* BEGIN *

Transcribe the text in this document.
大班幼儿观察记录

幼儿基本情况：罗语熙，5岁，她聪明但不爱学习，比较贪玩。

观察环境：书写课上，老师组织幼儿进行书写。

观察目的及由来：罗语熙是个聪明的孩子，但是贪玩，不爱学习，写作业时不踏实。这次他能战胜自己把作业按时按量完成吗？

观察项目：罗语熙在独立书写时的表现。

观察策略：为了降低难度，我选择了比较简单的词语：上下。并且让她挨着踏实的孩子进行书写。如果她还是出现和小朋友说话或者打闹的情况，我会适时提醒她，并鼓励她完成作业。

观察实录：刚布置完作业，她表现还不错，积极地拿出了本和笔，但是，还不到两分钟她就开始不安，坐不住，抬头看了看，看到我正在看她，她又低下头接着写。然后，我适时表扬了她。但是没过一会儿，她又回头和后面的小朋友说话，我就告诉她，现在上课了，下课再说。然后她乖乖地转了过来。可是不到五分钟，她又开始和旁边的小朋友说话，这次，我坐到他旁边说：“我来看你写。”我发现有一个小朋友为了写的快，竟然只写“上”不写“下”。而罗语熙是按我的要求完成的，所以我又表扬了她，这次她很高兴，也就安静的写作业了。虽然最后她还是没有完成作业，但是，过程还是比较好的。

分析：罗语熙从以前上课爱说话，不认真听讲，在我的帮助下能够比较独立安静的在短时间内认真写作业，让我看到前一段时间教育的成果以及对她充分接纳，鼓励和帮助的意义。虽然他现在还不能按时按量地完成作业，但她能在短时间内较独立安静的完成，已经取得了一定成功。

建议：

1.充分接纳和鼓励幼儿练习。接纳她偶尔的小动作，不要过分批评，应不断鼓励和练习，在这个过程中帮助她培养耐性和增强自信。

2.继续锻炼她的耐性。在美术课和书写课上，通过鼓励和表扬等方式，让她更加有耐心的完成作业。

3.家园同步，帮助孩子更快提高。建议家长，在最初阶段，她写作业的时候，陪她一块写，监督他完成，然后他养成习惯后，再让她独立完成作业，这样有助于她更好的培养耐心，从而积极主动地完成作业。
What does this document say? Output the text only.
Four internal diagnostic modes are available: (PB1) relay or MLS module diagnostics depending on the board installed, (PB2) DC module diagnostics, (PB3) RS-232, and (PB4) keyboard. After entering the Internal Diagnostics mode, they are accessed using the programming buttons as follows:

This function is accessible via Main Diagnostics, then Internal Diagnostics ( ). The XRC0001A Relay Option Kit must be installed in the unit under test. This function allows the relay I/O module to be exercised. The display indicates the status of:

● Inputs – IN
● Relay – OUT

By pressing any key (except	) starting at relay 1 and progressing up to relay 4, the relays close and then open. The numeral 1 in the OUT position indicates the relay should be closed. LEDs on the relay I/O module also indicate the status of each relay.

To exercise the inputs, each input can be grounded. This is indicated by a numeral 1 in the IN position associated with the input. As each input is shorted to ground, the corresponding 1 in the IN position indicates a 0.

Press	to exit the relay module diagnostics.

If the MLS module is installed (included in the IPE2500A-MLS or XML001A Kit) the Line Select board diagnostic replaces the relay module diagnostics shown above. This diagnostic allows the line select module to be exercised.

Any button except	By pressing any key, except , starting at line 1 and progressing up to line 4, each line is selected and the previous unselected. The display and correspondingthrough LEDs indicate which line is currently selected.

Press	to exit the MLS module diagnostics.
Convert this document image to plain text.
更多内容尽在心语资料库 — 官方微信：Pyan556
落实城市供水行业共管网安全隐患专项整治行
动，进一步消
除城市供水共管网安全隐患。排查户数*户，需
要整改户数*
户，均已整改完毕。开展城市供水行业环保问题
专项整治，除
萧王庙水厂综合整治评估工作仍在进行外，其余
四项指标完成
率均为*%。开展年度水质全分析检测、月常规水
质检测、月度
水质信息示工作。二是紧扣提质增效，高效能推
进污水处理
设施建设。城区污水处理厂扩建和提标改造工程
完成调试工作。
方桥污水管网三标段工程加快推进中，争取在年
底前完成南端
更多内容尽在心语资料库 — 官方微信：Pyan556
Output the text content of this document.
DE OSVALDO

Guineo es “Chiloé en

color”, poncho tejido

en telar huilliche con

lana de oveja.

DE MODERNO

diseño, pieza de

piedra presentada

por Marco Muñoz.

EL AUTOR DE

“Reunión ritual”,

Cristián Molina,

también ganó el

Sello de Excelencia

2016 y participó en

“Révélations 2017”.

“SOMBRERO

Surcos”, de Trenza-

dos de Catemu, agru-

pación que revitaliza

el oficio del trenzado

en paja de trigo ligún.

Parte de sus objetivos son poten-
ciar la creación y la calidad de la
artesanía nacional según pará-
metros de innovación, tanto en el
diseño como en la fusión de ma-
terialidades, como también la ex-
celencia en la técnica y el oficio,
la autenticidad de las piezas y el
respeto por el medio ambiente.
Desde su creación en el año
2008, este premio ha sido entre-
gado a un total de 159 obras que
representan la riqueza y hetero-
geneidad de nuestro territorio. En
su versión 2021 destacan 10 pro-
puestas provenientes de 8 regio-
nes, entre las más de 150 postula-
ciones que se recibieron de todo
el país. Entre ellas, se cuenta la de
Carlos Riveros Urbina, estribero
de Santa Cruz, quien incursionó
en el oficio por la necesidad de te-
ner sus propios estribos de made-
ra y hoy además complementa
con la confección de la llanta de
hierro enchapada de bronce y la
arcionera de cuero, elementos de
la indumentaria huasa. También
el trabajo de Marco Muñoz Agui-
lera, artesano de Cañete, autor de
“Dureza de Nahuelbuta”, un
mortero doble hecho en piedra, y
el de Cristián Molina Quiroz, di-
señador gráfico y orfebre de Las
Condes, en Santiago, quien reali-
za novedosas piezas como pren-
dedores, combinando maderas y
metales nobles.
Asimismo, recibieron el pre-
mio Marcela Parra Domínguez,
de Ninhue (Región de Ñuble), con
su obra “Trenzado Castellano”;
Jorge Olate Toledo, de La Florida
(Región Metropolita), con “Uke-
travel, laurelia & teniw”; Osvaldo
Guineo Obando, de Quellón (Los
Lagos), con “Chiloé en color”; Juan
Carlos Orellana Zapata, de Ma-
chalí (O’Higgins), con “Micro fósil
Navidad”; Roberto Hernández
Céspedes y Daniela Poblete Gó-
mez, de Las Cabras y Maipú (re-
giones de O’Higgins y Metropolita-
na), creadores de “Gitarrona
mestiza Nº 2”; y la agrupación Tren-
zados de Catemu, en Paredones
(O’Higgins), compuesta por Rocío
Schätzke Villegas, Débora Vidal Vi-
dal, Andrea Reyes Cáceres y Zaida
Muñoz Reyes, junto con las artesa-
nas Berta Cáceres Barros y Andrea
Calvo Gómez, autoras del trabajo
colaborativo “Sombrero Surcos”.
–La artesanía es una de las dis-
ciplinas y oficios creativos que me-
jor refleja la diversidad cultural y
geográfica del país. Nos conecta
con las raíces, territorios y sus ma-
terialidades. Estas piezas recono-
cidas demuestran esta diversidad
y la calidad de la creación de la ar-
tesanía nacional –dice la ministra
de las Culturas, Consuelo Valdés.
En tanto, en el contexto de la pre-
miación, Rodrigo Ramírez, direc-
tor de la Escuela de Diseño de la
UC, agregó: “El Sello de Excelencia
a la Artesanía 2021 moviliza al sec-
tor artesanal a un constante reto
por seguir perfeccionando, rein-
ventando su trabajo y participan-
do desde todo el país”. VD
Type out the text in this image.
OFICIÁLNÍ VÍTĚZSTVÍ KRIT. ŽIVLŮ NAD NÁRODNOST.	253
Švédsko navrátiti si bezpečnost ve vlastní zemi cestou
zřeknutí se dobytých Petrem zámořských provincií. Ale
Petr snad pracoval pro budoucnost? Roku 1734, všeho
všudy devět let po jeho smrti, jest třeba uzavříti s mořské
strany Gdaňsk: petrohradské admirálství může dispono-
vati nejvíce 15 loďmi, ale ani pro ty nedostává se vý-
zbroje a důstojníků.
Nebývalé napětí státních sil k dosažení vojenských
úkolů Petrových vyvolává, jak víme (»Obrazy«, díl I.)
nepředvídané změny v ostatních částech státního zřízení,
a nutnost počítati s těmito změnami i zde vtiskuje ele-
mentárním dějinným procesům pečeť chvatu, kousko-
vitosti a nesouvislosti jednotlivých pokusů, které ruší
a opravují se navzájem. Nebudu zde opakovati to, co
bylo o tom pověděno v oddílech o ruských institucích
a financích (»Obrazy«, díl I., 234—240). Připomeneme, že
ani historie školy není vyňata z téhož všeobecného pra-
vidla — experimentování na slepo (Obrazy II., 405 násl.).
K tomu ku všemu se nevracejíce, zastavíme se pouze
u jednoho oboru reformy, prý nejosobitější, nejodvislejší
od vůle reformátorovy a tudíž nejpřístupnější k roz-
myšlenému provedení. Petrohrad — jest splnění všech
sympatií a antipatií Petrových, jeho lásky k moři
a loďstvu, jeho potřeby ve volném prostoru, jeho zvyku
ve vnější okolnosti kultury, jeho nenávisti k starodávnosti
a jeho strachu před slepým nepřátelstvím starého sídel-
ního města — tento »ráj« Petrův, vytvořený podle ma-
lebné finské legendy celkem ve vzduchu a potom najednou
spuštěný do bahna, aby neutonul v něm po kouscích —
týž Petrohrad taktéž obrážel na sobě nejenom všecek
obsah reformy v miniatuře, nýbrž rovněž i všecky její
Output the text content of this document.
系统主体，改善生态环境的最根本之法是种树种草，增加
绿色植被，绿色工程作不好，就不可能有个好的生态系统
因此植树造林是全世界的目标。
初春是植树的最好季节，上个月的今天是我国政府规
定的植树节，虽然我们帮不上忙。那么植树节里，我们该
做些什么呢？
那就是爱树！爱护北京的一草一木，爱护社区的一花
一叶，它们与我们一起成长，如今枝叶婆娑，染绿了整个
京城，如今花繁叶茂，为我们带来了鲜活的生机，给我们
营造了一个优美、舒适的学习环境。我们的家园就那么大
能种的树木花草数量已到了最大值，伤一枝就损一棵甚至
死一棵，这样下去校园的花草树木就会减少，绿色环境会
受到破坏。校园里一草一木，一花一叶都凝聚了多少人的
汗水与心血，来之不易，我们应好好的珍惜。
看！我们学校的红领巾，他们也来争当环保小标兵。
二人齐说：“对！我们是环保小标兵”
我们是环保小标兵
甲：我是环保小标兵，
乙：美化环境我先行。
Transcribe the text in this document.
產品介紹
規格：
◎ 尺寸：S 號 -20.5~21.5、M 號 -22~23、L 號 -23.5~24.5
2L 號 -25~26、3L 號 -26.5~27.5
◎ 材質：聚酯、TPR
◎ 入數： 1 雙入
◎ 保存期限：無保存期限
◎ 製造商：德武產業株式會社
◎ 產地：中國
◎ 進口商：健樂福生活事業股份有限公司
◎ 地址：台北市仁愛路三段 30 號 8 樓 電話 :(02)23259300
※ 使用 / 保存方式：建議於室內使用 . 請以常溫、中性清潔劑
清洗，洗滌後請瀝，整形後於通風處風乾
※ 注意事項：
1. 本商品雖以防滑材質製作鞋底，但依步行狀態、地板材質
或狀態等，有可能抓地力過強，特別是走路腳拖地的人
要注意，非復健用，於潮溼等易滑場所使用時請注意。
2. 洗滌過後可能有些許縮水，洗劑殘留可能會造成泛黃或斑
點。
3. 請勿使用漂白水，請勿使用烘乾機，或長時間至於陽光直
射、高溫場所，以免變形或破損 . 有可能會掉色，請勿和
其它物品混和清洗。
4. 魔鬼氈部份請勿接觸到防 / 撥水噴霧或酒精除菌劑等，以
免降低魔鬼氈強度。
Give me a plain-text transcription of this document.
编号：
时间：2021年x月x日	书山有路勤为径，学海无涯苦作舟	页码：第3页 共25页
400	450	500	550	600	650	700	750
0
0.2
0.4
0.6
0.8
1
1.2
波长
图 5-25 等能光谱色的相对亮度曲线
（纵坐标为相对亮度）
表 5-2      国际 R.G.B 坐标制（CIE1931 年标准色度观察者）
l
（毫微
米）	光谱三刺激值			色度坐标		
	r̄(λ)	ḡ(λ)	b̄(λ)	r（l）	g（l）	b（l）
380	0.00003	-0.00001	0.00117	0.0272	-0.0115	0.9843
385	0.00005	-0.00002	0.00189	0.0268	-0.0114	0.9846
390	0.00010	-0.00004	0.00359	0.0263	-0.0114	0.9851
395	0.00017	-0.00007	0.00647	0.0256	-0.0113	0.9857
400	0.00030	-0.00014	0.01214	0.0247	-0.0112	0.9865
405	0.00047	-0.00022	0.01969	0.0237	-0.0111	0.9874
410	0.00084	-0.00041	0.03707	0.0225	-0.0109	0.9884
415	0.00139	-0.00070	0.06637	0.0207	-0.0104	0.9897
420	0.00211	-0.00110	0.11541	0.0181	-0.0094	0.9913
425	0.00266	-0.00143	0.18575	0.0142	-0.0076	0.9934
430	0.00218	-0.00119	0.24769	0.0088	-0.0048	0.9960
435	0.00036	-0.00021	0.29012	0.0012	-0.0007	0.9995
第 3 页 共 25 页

* END *

Problem to work on:
Return every line above that contains the word "país".

Solution below:
el país. Entre ellas, se cuenta la de
geográfica del país. Nos conecta
do desde todo el país”. VD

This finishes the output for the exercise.